TO-DO LIST:
A. According to the article on China's planned cross-border corruption law, which body will draft the law?
B. Please pick up the article on China's cross-border corruption law after its final sentence and keep writing it.

TEXT SHOWN:
China eyes cross-border corruption law. Will it blunt ‘long arm’ of the West?

An attendant prepares tea for Chinese President Xi Jinping during a plenary session of China's National People's Congress in Beijing, March 9. AFP-Yonhap
Beijing to pass law aimed at preventing corruption by Chinese companies operating overseas after courts recover billions in illegal gains
China will enact a law to combat cross-border corruption this year, according to the top legislature’s work report released on Monday — a move aimed at preventing corruption by companies overseas, which some experts said could shield them from foreign “long-arm jurisdiction.”
The work report, submitted by the National People’s Congress (NPC) Standing Committee to the fourth session of the 14th NPC for deliberation, provided no details or specific timeline for the legislation. The law is expected to step up China’s anti-corruption work overseas, targeting fugitives and illicit assets abroad, as well as corruption involving overseas businesses.
It will be drafted by the Central Commission for Discipline Inspection, China’s highest political disciplinary and anti-corruption agency.
Chinese authorities first officially stated their goal of enacting the law in 2023, when it was listed in the NPC Standing Committee’s legislative plan as an item for which conditions were deemed “relatively mature.”
In 2024, the third plenary session of the Communist Party’s Central Committee also called for the legislation.
Last year, Chinese courts recovered and confiscated 18.14 billion yuan ($2.63 billion) in illegal gains through international efforts to hunt down corrupt officials who had fled overseas, according to the work report of the Supreme People’s Court delivered on Monday.
Song Wei, dean of the School of Marxism at the University of Science and Technology Beijing, said cross-border corruption had become more prominent in recent years and was far more damaging and complicated compared with domestic corruption.
In an article published in September in Chinese Cadres Tribune, a publication sponsored by the Central Party School, Song said cross-border corruption often involved diverse actors and types of illicit transactions, making detection, investigation and enforcement difficult. He added that differences in judicial systems across jurisdictions further complicated enforcement.

MATERIAL:

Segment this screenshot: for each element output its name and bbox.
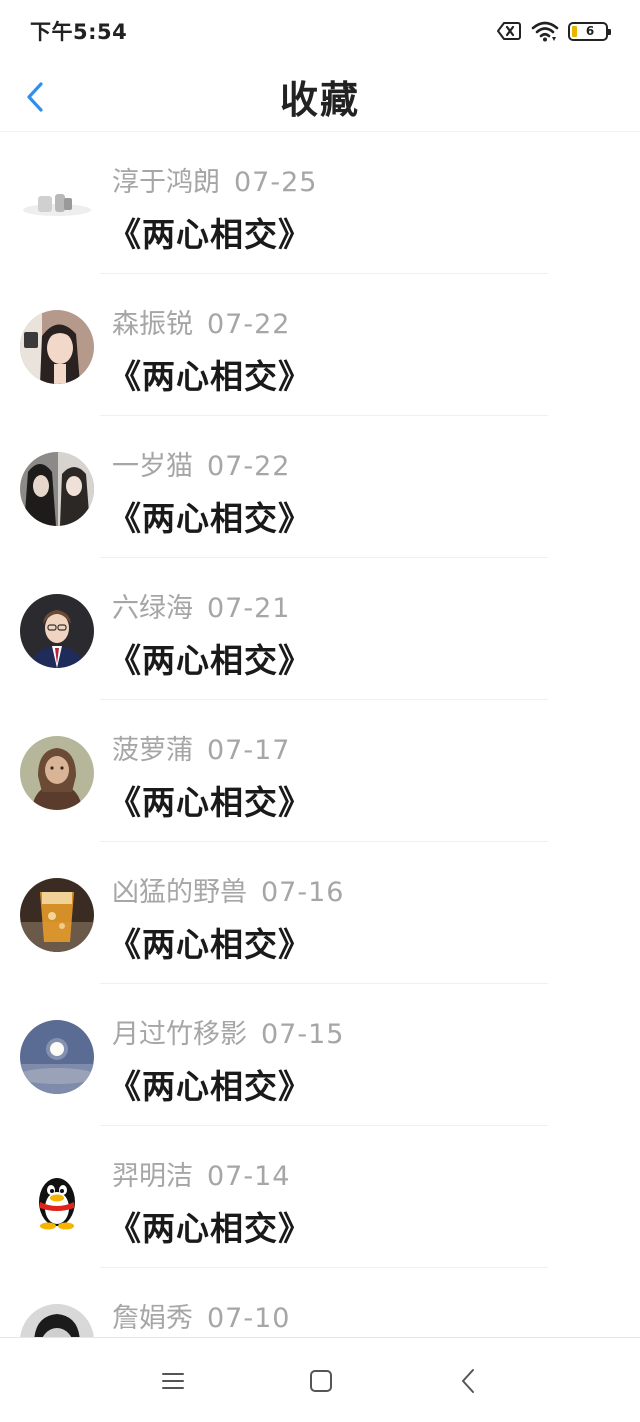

THE RESULTS:
A. The Central Commission for Discipline Inspection.

B.
The law will primarily regulate corrupt conduct by Chinese companies and individuals in overseas investments or business operations, according to Chinese media reports.
In the article, Song argued that the law was needed for Chinese companies overseas, especially as Western countries sometimes treated them unfairly under the pretext of anti-corruption efforts.
“In recent years, cases of Western countries overusing ‘long-arm jurisdiction’ to curb foreign companies’ participation in global competition have increasingly emerged,” he noted, using Beijing’s term for foreign countries applying their own domestic laws internationally.
People cross the road in the Huaihai Road commercial district in Shanghai, March 6. AFP-Yonhap
“The complex and volatile global political and economic environment, coupled with the often unfair Western anti-corruption cooperation framework, has exposed Chinese companies to more visible risks and challenges in cross-border operations, placing higher demands on their internal corporate integrity and compliance systems.”
Song’s call echoes those by other Chinese experts, who said that lapses in compliance could expose international companies to the risk of Washington’s extraterritorial reach on anti-corruption grounds.
Expanding China’s toolbox in response to what it calls the overreach of “long-arm jurisdiction” by some Western countries has been an important agenda item at this year’s “two sessions,” the annual political meetings of the national legislature and political advisory body.
The law is expected to introduce preventive measures to curb cross-border corruption before it happens.
In another article from 2024, Song said China’s existing cross-border anti-corruption regulations emphasised punishment more than prevention.
He said this lack of targeted legal provisions could limit the effectiveness of both domestic governance and international anti-corruption collaboration.
Read the article at SCMP.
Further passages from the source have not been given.